◆ **Given exercise**:
Scan the material that follows. Copy every line containing the word "content".

◆ **Records for the task**:
□ □ □ □ □ □ □

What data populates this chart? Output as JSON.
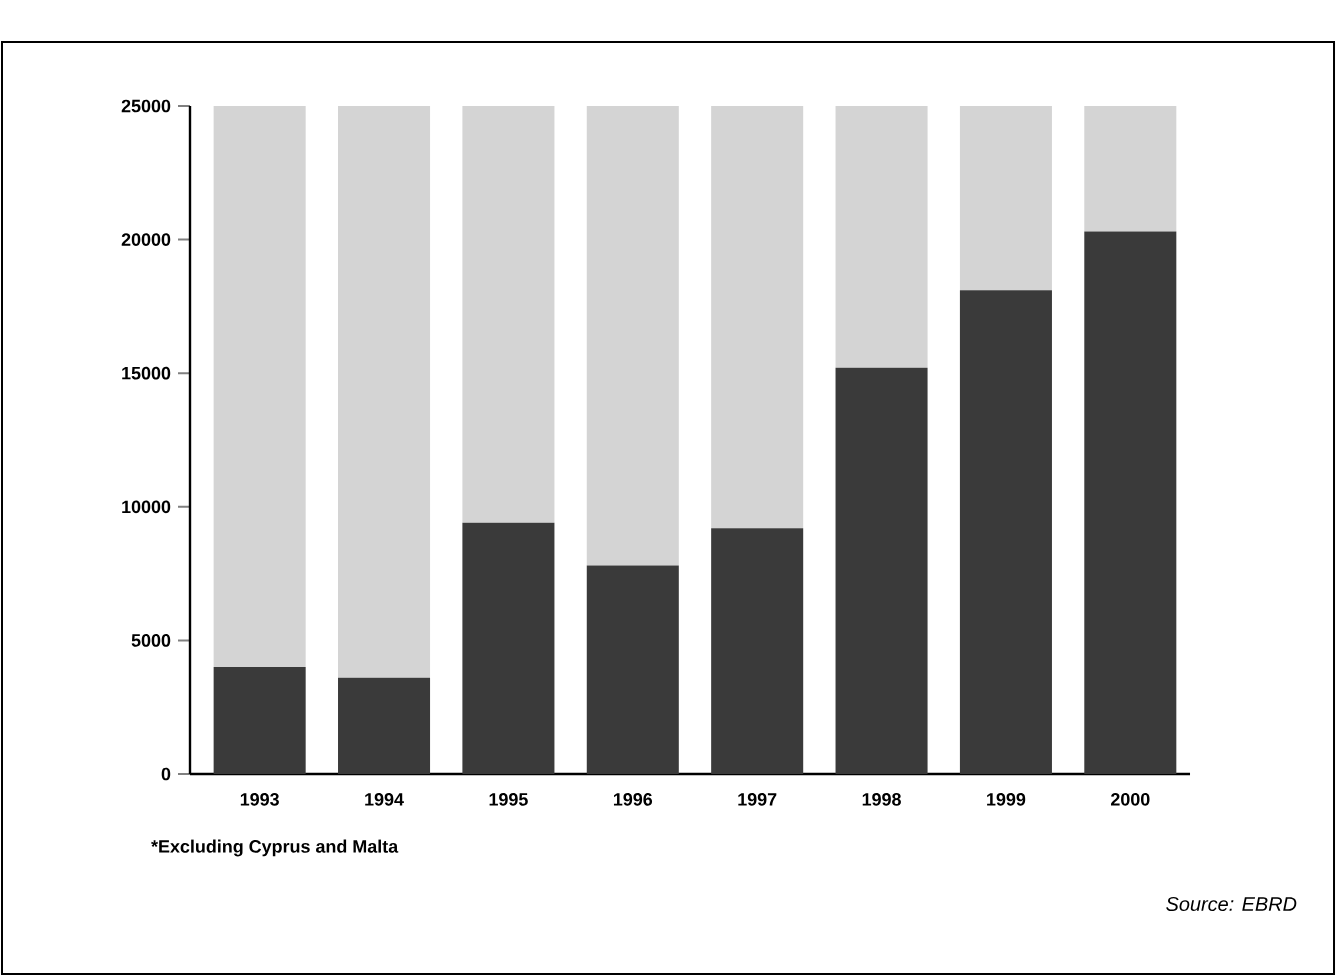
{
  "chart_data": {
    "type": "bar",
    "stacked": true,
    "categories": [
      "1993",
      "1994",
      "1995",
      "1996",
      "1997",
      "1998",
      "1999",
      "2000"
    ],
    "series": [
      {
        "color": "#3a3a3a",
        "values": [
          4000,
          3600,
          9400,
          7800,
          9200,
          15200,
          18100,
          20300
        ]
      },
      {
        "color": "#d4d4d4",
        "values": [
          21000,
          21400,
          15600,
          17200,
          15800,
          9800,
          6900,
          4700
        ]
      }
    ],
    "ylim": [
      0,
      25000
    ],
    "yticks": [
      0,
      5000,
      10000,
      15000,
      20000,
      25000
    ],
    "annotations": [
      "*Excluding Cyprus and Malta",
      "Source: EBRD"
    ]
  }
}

□ □ □ □ □ □ □

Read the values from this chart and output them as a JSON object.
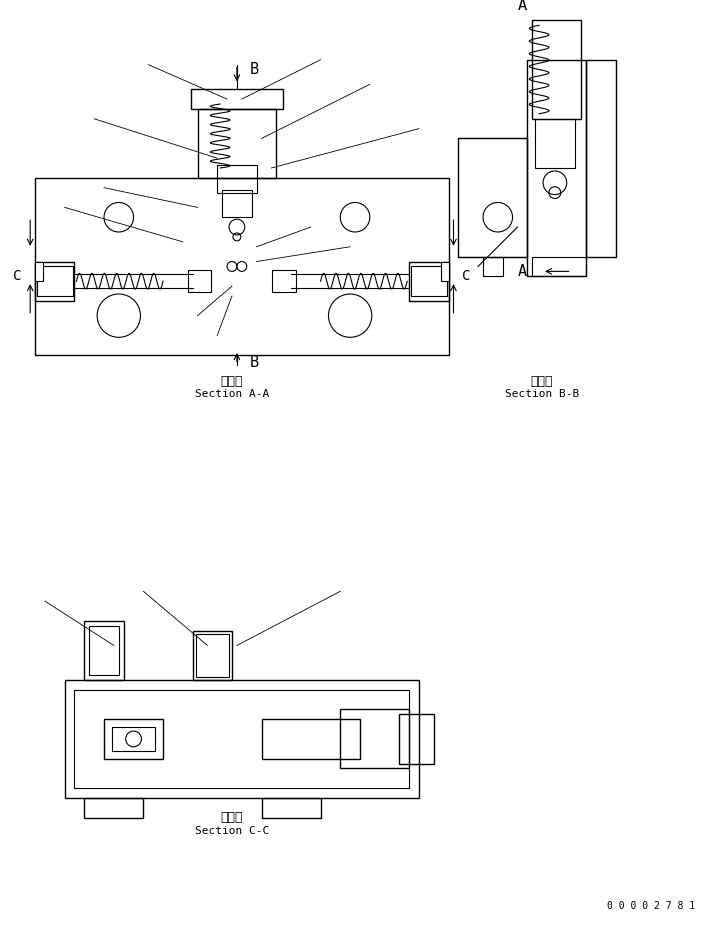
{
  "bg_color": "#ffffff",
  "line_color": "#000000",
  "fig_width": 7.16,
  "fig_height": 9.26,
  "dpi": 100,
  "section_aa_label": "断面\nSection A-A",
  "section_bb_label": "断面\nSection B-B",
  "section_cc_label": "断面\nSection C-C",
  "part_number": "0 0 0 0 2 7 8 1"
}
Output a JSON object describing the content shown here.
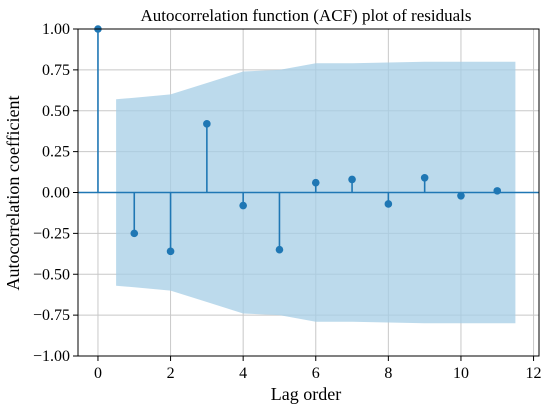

□ □ □ □ □ □ □

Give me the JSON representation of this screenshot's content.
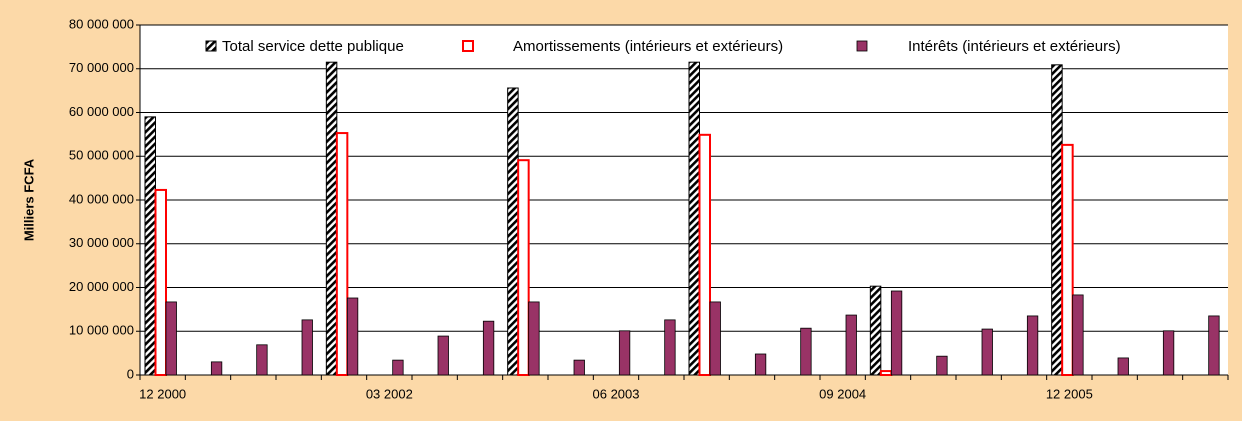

□ □ □ □ □ □ □

◆ **Result**:
Output a JSON object describing the content shown here.
Give me the JSON representation of this screenshot's content.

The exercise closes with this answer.